## BEGIN Record list
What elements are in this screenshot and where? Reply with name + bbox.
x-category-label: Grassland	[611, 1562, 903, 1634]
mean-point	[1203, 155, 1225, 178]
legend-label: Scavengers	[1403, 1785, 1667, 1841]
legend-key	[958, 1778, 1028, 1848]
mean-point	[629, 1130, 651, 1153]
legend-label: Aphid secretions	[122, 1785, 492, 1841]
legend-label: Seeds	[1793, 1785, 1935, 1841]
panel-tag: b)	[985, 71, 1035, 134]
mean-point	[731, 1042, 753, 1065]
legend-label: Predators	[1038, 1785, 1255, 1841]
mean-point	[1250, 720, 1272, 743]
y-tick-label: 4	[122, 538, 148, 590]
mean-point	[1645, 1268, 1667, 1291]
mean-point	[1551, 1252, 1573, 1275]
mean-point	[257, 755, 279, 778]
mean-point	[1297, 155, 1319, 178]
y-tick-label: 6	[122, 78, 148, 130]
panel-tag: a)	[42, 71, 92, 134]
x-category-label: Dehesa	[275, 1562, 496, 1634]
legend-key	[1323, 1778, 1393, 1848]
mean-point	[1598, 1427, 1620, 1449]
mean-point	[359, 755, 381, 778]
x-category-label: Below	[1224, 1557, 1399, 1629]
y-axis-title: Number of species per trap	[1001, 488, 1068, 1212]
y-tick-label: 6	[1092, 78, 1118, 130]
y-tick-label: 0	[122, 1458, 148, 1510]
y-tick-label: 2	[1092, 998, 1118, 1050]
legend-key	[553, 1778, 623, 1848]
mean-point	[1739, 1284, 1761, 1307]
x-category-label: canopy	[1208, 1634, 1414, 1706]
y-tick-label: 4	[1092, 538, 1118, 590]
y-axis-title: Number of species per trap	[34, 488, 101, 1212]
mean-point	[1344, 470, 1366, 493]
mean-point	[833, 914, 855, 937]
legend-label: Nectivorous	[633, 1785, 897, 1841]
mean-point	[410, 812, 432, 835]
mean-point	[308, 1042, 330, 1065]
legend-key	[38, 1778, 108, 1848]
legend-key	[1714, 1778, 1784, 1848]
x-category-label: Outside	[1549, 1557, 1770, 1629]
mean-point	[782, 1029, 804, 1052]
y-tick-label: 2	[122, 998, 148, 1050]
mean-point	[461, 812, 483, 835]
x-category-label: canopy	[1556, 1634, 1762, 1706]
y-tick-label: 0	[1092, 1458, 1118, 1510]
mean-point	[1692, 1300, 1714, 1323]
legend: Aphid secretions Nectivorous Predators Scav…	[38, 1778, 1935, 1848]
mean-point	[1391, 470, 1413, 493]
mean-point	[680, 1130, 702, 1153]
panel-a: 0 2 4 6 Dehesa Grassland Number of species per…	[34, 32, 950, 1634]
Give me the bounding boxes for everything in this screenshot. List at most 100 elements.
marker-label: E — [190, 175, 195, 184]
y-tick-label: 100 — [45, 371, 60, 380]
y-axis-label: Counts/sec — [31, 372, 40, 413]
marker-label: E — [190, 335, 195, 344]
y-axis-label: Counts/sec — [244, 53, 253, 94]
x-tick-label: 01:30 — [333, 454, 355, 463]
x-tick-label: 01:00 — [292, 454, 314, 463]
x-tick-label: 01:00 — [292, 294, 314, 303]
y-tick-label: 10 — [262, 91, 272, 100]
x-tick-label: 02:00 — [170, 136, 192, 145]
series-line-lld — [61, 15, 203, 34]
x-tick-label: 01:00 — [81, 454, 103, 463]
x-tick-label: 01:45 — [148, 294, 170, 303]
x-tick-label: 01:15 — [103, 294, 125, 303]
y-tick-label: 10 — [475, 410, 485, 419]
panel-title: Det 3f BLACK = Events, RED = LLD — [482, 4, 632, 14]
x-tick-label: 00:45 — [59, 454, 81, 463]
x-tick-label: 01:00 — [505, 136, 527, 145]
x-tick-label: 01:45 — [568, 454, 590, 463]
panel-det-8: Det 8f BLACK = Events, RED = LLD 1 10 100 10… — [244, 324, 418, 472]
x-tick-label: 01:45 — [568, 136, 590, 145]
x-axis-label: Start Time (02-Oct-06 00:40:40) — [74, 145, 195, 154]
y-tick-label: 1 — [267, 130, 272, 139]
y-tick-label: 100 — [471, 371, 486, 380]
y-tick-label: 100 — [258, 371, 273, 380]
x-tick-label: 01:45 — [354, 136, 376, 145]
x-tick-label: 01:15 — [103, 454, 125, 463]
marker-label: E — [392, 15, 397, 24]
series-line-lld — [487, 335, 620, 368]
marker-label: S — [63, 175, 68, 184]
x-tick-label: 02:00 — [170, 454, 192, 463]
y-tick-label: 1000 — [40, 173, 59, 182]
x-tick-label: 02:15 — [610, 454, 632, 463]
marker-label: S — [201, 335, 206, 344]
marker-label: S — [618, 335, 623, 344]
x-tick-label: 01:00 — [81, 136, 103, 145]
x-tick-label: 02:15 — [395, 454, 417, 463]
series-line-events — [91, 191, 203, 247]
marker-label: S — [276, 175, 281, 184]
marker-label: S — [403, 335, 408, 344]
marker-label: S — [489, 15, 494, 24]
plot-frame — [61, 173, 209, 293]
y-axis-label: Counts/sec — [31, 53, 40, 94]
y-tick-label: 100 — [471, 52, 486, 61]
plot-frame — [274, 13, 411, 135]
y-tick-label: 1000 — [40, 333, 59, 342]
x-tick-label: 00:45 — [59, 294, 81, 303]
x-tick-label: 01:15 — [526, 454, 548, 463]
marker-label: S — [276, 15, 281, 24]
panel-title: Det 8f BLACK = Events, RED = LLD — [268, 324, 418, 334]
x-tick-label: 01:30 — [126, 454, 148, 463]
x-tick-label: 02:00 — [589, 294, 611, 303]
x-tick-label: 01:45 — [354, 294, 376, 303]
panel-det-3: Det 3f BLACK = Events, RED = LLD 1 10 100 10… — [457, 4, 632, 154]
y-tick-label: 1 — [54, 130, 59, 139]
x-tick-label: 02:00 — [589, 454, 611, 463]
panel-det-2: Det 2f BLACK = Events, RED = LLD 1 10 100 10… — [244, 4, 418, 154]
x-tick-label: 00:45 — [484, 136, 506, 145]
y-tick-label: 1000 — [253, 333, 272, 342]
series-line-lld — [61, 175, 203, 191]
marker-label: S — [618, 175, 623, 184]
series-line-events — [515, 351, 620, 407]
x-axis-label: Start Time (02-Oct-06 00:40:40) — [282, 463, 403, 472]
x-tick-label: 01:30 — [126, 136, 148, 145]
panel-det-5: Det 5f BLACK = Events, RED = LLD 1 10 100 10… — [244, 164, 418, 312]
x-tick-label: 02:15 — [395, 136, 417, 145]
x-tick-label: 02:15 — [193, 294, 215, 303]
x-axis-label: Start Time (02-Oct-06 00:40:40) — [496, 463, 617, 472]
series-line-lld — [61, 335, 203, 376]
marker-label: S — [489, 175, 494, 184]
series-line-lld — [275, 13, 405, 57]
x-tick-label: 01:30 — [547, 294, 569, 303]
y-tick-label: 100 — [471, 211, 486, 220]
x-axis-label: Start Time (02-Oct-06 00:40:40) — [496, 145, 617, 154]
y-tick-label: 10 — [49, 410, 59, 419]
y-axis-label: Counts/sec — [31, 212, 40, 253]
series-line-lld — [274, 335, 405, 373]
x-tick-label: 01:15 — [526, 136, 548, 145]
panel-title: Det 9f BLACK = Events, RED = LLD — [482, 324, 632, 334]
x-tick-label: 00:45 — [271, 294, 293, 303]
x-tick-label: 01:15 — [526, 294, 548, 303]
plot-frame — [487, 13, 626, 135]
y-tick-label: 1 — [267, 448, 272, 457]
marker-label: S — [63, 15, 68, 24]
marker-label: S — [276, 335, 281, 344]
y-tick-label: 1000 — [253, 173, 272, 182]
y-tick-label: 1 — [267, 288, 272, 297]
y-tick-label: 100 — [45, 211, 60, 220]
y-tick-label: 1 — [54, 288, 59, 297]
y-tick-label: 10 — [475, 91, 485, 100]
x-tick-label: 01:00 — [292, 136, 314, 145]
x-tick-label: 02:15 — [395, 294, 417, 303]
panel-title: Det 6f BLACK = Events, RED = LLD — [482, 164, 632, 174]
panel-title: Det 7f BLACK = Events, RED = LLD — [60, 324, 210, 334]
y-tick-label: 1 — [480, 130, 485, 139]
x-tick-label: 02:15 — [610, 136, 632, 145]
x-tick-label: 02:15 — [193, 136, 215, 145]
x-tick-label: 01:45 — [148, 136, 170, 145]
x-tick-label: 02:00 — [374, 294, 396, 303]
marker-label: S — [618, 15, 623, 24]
## END Record list
→ Do this: Express the listing, from its start up to and including the line with "1458, 148, 1510]", as a Markdown table with the columns Row and Line, leaving out blank lines.

→ Result of this task:
| Row | Line |
|---|---|
| 1 | What elements are in this screenshot and where? Reply with name + bbox. |
| 2 | x-category-label: Grassland	[611, 1562, 903, 1634] |
| 3 | mean-point	[1203, 155, 1225, 178] |
| 4 | legend-label: Scavengers	[1403, 1785, 1667, 1841] |
| 5 | legend-key	[958, 1778, 1028, 1848] |
| 6 | mean-point	[629, 1130, 651, 1153] |
| 7 | legend-label: Aphid secretions	[122, 1785, 492, 1841] |
| 8 | legend-label: Seeds	[1793, 1785, 1935, 1841] |
| 9 | panel-tag: b)	[985, 71, 1035, 134] |
| 10 | mean-point	[731, 1042, 753, 1065] |
| 11 | legend-label: Predators	[1038, 1785, 1255, 1841] |
| 12 | mean-point	[1250, 720, 1272, 743] |
| 13 | y-tick-label: 4	[122, 538, 148, 590] |
| 14 | mean-point	[1645, 1268, 1667, 1291] |
| 15 | mean-point	[1551, 1252, 1573, 1275] |
| 16 | mean-point	[257, 755, 279, 778] |
| 17 | mean-point	[1297, 155, 1319, 178] |
| 18 | y-tick-label: 6	[122, 78, 148, 130] |
| 19 | panel-tag: a)	[42, 71, 92, 134] |
| 20 | x-category-label: Dehesa	[275, 1562, 496, 1634] |
| 21 | legend-key	[1323, 1778, 1393, 1848] |
| 22 | mean-point	[1598, 1427, 1620, 1449] |
| 23 | mean-point	[359, 755, 381, 778] |
| 24 | x-category-label: Below	[1224, 1557, 1399, 1629] |
| 25 | y-axis-title: Number of species per trap	[1001, 488, 1068, 1212] |
| 26 | y-tick-label: 6	[1092, 78, 1118, 130] |
| 27 | y-tick-label: 0	[122, 1458, 148, 1510] |